■ **WHAT TO PRODUCE**: Reproduce every record exactly as it appears, but not the pictures.

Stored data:
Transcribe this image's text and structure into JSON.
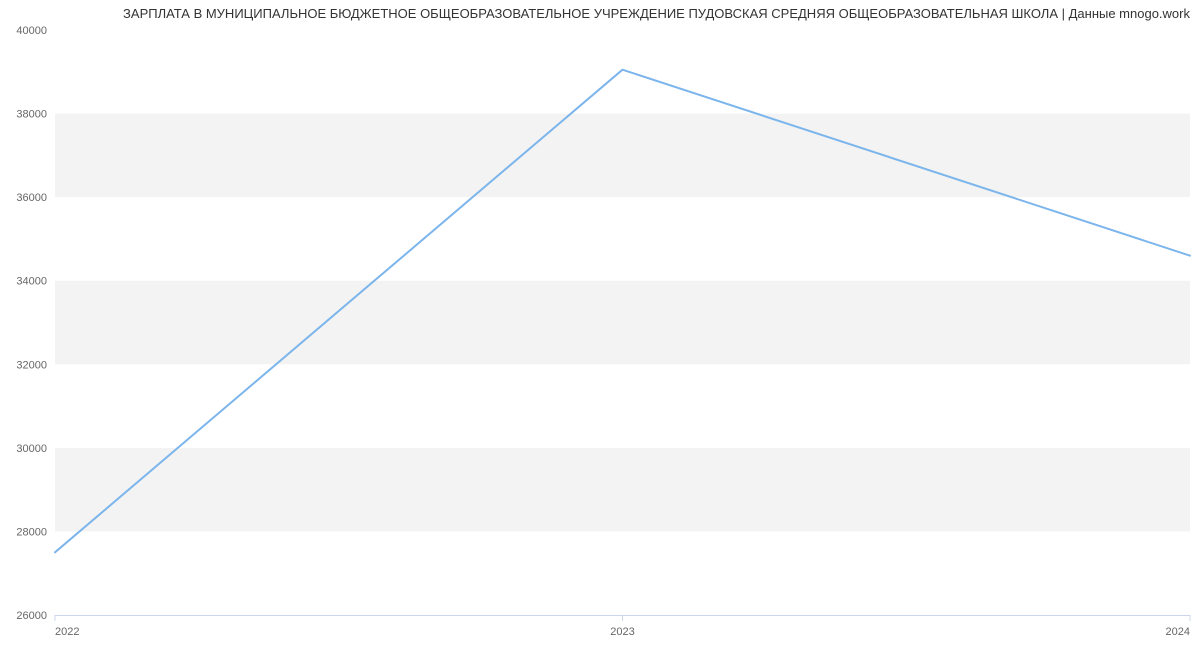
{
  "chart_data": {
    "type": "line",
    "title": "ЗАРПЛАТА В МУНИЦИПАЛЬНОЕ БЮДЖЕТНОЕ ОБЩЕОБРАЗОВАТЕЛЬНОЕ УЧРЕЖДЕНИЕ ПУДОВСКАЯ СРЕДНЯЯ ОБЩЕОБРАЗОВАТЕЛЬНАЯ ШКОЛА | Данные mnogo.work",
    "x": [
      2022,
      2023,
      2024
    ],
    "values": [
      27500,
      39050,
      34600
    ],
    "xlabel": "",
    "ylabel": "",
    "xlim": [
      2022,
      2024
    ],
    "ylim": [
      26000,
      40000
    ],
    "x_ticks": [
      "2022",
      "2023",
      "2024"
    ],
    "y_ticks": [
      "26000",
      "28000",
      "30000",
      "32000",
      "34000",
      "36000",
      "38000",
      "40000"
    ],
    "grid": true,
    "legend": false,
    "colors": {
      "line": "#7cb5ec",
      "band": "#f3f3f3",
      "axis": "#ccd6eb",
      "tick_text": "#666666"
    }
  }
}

■ **RESPONSE**:
Transcribe this image's text and structure into JSON.
{
  "chart_data": {
    "type": "line",
    "title": "ЗАРПЛАТА В МУНИЦИПАЛЬНОЕ БЮДЖЕТНОЕ ОБЩЕОБРАЗОВАТЕЛЬНОЕ УЧРЕЖДЕНИЕ ПУДОВСКАЯ СРЕДНЯЯ ОБЩЕОБРАЗОВАТЕЛЬНАЯ ШКОЛА | Данные mnogo.work",
    "x": [
      2022,
      2023,
      2024
    ],
    "values": [
      27500,
      39050,
      34600
    ],
    "xlabel": "",
    "ylabel": "",
    "xlim": [
      2022,
      2024
    ],
    "ylim": [
      26000,
      40000
    ],
    "x_ticks": [
      "2022",
      "2023",
      "2024"
    ],
    "y_ticks": [
      "26000",
      "28000",
      "30000",
      "32000",
      "34000",
      "36000",
      "38000",
      "40000"
    ],
    "grid": true,
    "legend": false,
    "colors": {
      "line": "#7cb5ec",
      "band": "#f3f3f3",
      "axis": "#ccd6eb",
      "tick_text": "#666666"
    }
  }
}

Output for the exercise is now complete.